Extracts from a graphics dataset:
+===+
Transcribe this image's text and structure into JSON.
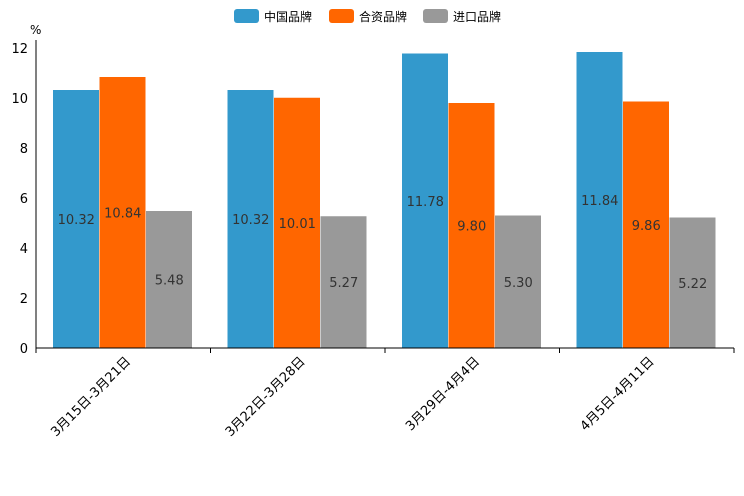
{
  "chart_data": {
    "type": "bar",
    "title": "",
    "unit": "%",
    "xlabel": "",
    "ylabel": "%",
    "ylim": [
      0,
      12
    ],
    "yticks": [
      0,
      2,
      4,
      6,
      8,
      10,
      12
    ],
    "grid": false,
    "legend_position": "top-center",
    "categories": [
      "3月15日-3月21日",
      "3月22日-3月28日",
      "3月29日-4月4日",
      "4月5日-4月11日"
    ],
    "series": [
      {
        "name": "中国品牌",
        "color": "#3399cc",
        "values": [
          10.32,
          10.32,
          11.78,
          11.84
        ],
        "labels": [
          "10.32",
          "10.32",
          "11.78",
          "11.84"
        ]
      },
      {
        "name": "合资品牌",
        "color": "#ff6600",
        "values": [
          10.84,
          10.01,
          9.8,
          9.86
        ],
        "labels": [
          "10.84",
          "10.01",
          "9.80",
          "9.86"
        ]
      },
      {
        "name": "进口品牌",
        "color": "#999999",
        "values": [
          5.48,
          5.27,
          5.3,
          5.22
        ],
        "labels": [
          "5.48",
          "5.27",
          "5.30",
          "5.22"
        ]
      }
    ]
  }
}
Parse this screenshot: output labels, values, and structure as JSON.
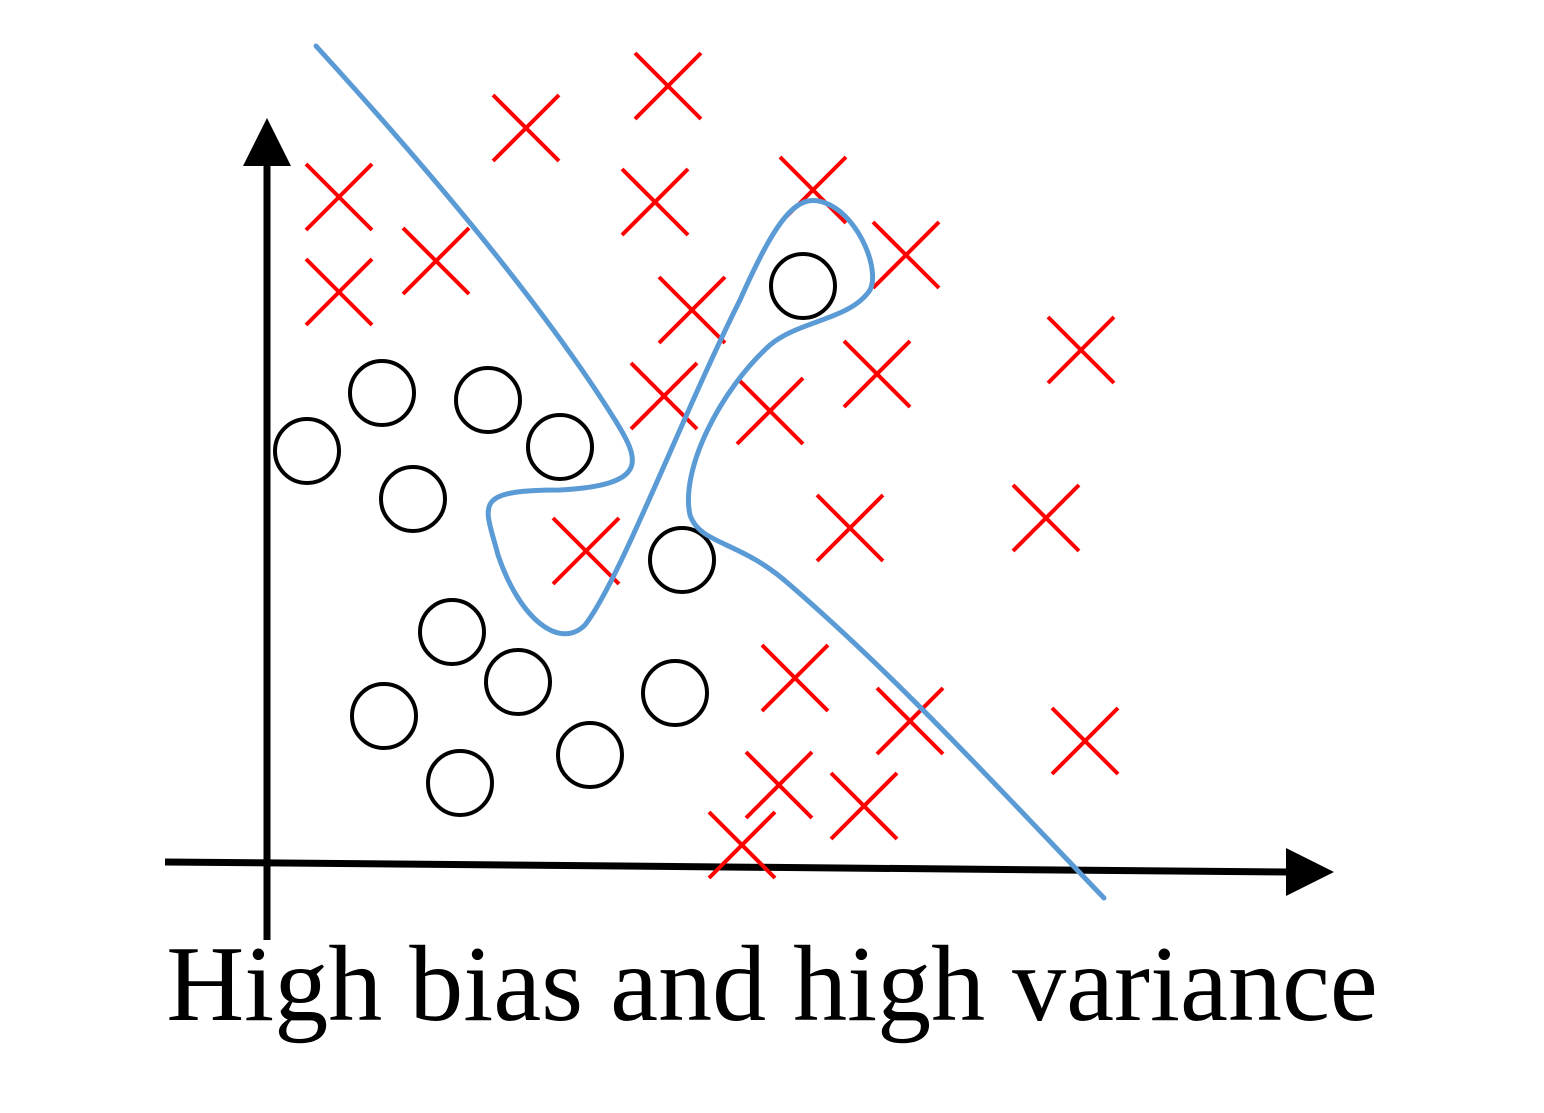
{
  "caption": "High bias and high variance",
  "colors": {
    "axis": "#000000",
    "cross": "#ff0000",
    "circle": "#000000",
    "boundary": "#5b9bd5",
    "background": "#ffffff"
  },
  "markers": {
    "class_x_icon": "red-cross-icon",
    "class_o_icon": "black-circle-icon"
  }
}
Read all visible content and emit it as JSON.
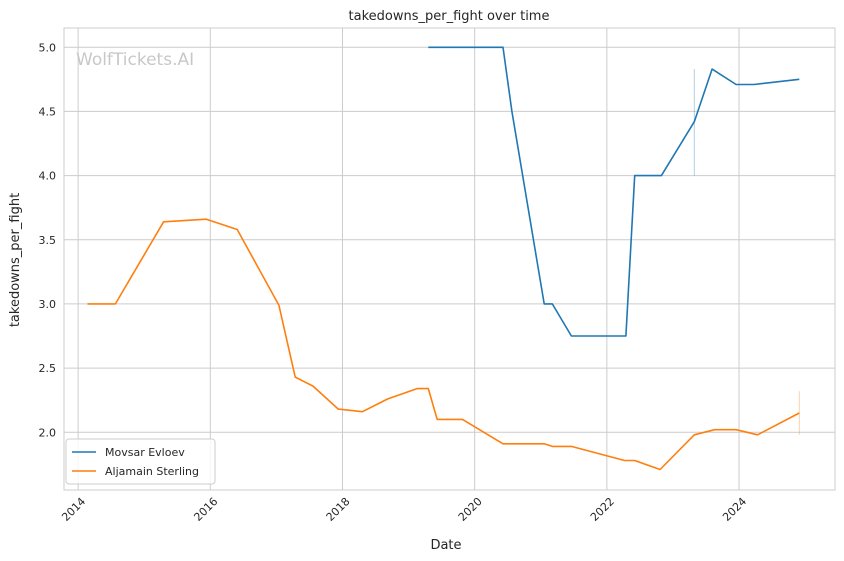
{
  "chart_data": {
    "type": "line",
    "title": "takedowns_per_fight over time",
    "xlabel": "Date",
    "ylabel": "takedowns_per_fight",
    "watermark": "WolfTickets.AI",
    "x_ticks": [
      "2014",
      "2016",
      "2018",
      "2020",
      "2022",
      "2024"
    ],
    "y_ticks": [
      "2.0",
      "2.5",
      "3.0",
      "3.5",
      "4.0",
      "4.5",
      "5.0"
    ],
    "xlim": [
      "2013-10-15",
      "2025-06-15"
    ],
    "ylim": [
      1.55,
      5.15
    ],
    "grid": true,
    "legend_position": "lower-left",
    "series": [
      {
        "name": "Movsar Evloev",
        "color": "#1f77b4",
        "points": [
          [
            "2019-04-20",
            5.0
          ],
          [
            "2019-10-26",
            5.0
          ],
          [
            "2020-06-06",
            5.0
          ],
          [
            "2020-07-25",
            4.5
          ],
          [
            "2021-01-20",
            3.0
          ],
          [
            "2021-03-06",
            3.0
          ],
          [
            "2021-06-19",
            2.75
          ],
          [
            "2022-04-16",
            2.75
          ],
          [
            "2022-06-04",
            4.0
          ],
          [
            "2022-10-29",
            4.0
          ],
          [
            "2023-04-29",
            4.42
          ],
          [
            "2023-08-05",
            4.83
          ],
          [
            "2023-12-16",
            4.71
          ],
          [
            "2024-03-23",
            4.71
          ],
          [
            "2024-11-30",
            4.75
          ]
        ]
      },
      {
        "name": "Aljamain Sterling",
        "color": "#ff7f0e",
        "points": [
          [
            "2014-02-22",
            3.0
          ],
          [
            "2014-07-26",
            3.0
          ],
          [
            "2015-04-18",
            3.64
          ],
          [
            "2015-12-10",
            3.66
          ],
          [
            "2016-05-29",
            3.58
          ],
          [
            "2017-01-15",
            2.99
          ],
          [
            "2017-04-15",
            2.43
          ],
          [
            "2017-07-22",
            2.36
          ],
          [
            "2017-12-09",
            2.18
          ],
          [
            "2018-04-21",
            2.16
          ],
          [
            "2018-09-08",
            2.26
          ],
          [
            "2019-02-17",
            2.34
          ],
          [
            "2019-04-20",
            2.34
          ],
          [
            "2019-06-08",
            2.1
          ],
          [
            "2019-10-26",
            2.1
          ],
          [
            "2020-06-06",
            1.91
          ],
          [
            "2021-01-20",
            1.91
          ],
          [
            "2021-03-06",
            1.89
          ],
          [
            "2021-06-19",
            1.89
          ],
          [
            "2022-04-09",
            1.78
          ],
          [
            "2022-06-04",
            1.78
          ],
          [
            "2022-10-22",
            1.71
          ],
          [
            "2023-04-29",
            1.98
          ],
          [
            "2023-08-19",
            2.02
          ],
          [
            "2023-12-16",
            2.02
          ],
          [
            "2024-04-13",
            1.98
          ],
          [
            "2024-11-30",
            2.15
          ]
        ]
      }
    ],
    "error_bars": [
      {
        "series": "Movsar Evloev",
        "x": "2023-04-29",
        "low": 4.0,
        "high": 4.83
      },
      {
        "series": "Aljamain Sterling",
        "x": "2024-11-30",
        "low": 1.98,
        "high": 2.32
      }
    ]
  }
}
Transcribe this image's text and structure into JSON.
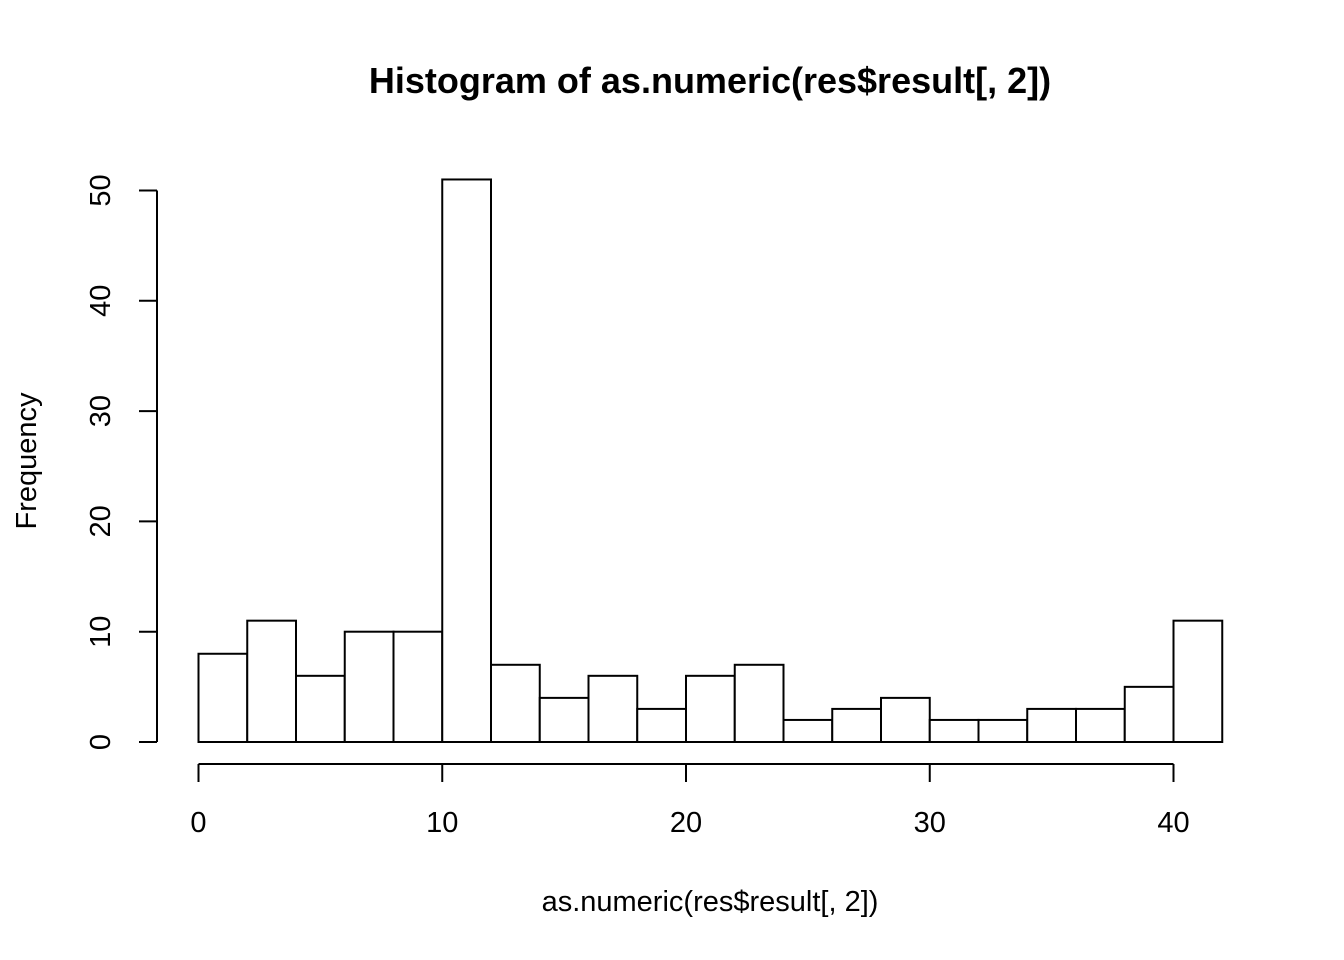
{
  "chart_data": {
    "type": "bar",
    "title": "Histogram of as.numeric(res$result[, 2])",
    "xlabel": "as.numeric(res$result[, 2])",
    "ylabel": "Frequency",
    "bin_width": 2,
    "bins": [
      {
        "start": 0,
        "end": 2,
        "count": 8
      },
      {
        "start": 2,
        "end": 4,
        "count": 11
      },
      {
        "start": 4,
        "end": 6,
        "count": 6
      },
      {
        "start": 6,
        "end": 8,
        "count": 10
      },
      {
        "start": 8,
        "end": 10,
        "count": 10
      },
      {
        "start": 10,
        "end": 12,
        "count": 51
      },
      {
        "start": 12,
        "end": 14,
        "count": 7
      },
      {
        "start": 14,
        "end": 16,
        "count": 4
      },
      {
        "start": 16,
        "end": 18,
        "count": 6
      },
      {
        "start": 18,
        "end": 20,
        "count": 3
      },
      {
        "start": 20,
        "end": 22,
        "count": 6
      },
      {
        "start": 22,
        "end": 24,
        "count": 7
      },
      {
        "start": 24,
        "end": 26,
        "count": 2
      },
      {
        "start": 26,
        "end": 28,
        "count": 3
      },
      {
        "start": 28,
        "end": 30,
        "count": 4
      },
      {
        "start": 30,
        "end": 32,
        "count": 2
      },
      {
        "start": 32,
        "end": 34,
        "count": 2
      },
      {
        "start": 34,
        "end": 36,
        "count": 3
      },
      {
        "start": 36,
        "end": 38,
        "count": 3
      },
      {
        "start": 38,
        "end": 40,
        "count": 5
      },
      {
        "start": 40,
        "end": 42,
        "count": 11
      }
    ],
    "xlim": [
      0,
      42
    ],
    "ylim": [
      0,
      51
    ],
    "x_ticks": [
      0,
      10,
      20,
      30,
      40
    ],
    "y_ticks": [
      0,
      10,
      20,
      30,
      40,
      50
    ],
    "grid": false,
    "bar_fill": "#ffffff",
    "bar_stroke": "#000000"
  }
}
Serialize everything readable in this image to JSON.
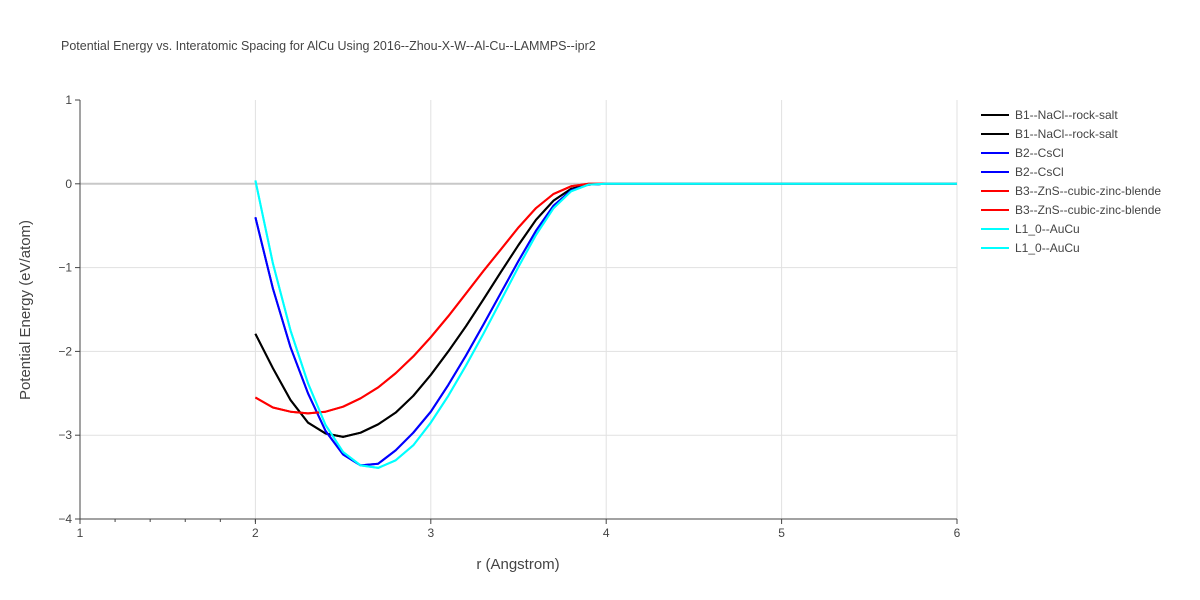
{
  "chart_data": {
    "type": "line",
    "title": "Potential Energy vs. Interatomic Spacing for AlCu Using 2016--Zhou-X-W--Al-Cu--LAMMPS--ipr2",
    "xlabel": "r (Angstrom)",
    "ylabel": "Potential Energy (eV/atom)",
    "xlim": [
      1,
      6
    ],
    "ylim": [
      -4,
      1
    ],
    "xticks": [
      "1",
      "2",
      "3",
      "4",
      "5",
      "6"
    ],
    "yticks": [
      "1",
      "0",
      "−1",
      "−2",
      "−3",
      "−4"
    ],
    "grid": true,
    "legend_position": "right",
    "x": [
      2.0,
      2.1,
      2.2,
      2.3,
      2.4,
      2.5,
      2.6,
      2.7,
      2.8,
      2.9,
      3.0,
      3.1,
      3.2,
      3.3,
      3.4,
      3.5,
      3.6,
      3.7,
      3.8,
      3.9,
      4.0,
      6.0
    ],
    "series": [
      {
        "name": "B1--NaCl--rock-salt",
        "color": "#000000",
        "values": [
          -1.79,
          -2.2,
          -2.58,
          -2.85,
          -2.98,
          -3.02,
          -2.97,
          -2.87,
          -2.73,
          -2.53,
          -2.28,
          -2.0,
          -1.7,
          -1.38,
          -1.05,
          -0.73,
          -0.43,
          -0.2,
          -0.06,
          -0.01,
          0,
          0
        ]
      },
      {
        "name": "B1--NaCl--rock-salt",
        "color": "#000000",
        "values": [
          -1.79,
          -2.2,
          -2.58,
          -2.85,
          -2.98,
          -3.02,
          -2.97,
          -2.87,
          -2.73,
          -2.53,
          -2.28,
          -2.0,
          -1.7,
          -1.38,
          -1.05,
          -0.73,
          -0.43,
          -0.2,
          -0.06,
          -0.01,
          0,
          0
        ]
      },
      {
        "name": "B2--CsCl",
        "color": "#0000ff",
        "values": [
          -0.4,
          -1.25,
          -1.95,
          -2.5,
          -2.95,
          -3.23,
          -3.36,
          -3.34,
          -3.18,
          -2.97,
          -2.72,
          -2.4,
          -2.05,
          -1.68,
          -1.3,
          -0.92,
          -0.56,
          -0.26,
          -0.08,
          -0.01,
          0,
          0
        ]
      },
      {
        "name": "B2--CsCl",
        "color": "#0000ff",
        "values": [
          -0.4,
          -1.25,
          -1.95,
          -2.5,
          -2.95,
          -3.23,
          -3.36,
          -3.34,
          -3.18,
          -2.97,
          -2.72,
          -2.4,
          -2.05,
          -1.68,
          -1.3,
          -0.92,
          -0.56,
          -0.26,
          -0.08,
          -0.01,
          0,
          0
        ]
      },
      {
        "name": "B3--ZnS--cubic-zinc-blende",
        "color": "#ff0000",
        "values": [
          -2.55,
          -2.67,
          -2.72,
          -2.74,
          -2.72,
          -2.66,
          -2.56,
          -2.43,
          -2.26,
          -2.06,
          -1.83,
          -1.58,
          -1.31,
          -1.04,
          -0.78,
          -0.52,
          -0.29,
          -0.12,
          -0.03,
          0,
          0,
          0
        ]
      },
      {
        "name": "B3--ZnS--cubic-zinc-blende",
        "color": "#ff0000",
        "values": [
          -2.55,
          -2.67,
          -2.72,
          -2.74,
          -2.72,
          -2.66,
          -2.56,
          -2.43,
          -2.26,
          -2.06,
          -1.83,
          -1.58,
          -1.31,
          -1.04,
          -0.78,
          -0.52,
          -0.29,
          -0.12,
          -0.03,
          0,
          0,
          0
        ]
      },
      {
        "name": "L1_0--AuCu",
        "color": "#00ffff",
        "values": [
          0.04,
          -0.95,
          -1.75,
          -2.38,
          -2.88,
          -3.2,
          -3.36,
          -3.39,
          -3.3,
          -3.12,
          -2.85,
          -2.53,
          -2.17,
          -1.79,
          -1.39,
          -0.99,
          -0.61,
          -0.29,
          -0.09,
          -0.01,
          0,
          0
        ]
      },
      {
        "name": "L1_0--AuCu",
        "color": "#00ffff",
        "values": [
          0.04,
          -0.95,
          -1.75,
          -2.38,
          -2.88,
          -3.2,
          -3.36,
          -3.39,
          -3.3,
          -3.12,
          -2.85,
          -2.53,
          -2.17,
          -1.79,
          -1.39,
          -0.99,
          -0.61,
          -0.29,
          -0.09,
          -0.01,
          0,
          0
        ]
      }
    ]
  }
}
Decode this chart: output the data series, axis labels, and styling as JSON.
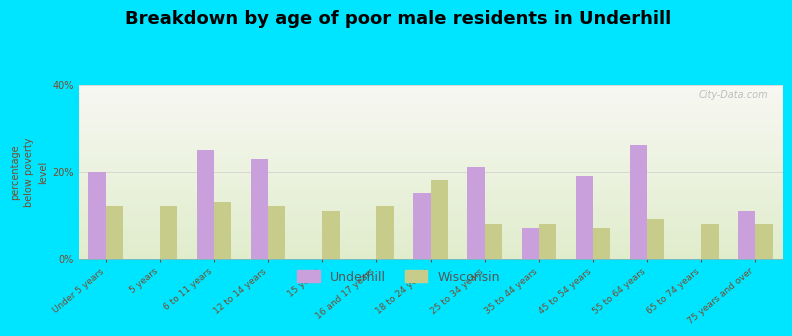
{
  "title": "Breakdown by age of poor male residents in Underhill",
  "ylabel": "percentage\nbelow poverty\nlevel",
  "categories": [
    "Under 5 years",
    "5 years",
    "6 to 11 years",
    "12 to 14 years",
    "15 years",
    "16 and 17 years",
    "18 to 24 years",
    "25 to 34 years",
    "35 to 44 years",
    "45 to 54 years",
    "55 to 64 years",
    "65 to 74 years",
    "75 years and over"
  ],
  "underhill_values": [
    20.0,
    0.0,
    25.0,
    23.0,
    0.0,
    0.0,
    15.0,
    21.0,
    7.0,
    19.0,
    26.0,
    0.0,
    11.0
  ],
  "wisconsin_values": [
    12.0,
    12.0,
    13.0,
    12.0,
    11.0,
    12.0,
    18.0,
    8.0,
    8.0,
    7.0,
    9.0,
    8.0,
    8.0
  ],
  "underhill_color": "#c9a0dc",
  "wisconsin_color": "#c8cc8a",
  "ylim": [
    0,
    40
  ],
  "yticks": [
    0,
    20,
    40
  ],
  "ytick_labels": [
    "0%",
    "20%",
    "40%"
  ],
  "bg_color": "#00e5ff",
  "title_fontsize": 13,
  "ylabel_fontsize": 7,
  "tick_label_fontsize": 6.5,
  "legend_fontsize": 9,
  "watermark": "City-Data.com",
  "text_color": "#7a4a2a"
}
+===+
» **Task directions**
Show all lines in the entries above where the string "circle" appears.

» **Exercise solution**
    "circle": "#000000",
    "class_o_icon": "black-circle-icon"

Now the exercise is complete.